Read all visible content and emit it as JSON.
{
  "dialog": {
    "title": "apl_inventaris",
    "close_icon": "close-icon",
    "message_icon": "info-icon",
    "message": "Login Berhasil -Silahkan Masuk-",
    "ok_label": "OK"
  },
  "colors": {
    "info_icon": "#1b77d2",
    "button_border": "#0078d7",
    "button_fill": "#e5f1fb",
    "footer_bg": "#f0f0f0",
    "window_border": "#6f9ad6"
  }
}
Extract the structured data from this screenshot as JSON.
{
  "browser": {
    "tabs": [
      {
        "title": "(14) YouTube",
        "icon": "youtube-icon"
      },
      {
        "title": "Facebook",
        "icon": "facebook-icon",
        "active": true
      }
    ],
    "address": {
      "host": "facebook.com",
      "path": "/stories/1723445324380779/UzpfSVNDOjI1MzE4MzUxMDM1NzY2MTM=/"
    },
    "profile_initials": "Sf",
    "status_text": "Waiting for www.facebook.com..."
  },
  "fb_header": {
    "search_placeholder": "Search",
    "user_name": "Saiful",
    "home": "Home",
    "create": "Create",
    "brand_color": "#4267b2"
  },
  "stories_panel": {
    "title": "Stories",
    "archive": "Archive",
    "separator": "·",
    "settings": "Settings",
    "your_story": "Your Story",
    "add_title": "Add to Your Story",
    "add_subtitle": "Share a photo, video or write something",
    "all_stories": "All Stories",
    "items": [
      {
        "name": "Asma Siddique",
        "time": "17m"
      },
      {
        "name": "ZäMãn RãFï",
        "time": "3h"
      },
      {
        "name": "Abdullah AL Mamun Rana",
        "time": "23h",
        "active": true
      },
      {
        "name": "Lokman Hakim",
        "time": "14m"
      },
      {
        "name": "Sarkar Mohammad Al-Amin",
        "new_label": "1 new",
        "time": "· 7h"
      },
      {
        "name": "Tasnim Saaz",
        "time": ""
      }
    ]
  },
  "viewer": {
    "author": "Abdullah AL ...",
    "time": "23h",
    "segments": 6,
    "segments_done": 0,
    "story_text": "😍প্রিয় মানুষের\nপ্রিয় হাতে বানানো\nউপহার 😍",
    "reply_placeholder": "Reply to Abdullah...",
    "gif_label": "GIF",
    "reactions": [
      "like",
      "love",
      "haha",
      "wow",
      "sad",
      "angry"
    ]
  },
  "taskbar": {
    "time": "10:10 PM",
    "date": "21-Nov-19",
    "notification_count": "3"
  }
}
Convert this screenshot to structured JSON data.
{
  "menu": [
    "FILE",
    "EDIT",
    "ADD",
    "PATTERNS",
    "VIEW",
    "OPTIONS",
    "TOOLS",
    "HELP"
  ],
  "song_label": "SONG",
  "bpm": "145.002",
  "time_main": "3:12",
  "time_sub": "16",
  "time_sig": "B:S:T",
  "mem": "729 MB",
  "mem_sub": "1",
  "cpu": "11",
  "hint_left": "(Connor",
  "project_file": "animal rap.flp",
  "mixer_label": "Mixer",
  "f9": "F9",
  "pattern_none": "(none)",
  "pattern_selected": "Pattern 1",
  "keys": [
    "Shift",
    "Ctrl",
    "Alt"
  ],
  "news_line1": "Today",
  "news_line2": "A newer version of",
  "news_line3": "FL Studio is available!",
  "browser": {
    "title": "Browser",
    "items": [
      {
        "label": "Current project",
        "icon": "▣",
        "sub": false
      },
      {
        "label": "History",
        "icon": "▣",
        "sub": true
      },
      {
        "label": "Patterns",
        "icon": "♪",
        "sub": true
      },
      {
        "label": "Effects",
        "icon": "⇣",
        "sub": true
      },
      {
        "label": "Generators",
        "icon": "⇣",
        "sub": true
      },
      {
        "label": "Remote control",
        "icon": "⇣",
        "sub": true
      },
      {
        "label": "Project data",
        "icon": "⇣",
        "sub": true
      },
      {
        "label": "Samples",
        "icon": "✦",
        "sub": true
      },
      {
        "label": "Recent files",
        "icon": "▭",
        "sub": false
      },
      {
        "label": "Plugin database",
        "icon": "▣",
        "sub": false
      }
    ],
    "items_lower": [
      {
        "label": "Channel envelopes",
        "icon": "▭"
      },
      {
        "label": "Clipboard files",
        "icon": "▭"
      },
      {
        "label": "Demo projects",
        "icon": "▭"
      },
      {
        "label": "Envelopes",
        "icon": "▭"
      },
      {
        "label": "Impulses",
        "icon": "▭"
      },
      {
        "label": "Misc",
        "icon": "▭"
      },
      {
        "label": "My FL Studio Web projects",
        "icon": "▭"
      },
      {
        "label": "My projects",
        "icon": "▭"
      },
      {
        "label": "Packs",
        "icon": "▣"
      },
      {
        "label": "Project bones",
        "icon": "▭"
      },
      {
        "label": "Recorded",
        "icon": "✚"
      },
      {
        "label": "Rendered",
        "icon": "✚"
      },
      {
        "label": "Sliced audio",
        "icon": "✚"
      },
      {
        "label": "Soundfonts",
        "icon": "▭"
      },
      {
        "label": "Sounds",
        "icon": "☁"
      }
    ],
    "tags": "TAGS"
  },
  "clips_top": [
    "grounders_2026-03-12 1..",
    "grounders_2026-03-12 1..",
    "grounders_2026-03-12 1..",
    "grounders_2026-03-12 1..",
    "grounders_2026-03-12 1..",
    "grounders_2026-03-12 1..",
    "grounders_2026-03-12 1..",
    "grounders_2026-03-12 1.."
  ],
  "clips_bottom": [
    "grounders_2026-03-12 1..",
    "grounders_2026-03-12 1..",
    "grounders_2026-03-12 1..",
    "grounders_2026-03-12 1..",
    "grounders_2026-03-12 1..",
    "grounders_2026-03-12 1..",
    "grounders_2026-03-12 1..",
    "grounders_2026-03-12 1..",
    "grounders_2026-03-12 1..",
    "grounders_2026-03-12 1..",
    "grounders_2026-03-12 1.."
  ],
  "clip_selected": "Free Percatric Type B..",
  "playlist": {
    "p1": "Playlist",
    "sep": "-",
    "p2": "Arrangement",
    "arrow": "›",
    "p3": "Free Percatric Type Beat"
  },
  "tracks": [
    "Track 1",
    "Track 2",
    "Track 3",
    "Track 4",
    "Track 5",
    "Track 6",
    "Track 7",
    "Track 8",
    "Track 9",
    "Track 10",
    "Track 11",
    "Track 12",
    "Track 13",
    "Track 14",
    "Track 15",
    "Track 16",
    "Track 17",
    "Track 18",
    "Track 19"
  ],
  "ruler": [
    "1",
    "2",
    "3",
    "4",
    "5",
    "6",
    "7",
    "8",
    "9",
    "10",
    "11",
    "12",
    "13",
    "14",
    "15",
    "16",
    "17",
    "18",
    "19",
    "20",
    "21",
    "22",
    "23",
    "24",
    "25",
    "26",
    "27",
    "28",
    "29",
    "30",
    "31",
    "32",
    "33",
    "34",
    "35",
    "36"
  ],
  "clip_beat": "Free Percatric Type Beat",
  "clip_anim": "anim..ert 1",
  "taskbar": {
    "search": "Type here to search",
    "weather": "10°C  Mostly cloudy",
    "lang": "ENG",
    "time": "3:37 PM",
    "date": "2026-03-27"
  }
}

- Exercise
Say only how many lines in the records carry the word "structured".

- Task solution
2